Problem description — Copy every line in which the string "和活性组分B" occurs.

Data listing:
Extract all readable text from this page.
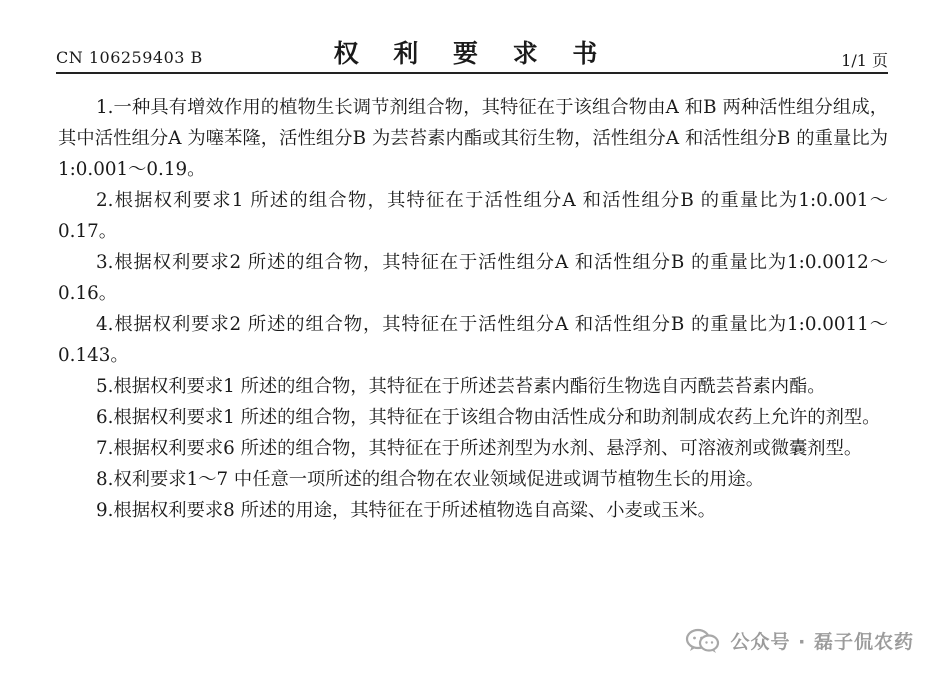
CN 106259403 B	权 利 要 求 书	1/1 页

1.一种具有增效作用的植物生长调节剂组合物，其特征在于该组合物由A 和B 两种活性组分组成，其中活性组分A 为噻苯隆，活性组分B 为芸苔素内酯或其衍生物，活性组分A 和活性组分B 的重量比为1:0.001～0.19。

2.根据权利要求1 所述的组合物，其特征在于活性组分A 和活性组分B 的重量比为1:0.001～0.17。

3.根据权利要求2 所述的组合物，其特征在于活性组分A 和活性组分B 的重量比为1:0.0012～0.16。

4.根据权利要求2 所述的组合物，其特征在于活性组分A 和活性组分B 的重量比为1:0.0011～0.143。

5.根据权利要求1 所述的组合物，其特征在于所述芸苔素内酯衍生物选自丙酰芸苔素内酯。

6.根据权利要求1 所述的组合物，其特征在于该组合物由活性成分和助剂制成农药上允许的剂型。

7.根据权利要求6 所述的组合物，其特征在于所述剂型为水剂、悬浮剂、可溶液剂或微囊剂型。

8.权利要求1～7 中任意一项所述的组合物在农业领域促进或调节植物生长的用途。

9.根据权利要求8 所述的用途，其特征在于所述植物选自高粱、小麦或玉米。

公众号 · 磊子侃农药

--

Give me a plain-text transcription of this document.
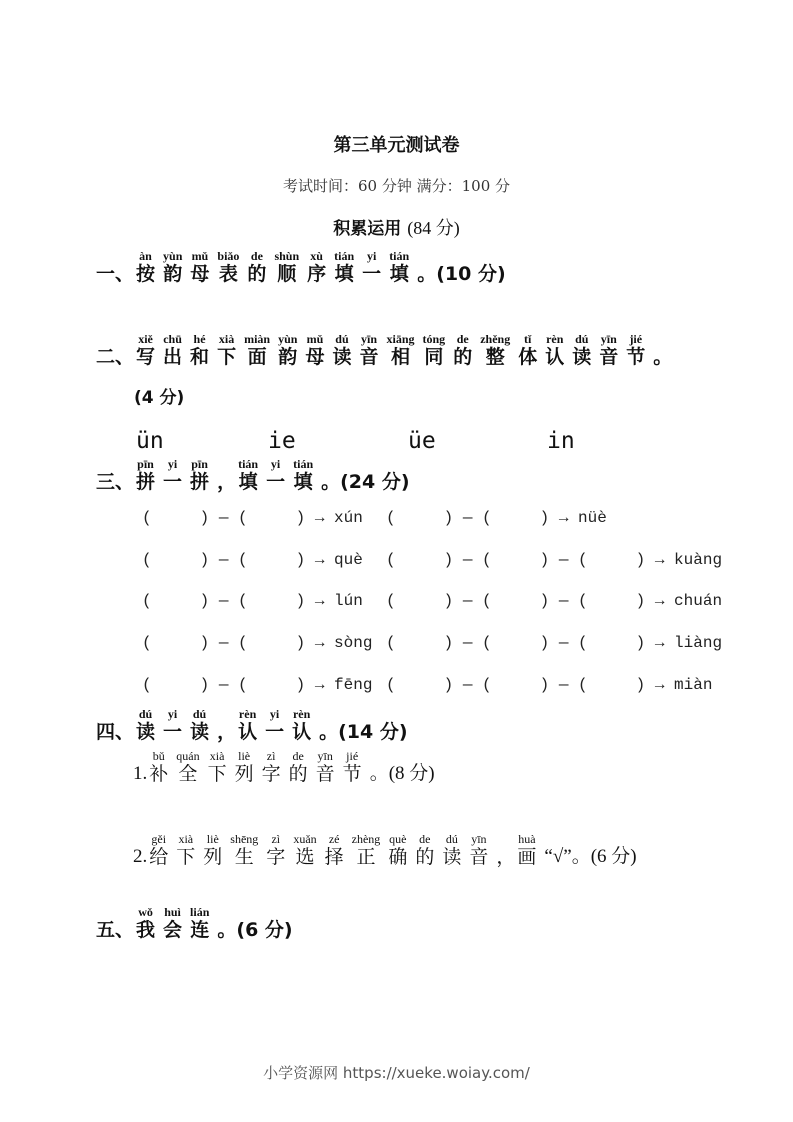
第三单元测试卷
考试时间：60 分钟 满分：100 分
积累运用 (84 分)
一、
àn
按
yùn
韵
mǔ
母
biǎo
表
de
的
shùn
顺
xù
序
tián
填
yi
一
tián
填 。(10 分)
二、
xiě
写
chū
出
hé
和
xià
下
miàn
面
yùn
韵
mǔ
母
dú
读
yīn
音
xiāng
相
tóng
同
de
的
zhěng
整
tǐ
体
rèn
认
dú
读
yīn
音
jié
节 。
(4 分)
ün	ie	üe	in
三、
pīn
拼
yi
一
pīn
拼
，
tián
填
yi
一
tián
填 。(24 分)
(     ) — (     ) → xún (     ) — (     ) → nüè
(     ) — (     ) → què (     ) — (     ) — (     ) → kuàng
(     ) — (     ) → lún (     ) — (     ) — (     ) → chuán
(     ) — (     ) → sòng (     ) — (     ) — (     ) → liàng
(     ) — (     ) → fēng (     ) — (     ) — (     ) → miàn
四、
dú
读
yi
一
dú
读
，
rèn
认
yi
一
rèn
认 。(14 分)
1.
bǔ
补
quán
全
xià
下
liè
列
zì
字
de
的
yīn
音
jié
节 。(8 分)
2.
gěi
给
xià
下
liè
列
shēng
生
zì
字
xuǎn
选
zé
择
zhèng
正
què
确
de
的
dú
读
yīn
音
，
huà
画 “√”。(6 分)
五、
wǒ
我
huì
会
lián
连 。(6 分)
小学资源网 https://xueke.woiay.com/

Worked solution —
1.一种具有增效作用的植物生长调节剂组合物，其特征在于该组合物由A 和B 两种活性组分组成，其中活性组分A 为噻苯隆，活性组分B 为芸苔素内酯或其衍生物，活性组分A 和活性组分B 的重量比为1:0.001～0.19。
2.根据权利要求1 所述的组合物，其特征在于活性组分A 和活性组分B 的重量比为1:0.001～0.17。
3.根据权利要求2 所述的组合物，其特征在于活性组分A 和活性组分B 的重量比为1:0.0012～0.16。
4.根据权利要求2 所述的组合物，其特征在于活性组分A 和活性组分B 的重量比为1:0.0011～0.143。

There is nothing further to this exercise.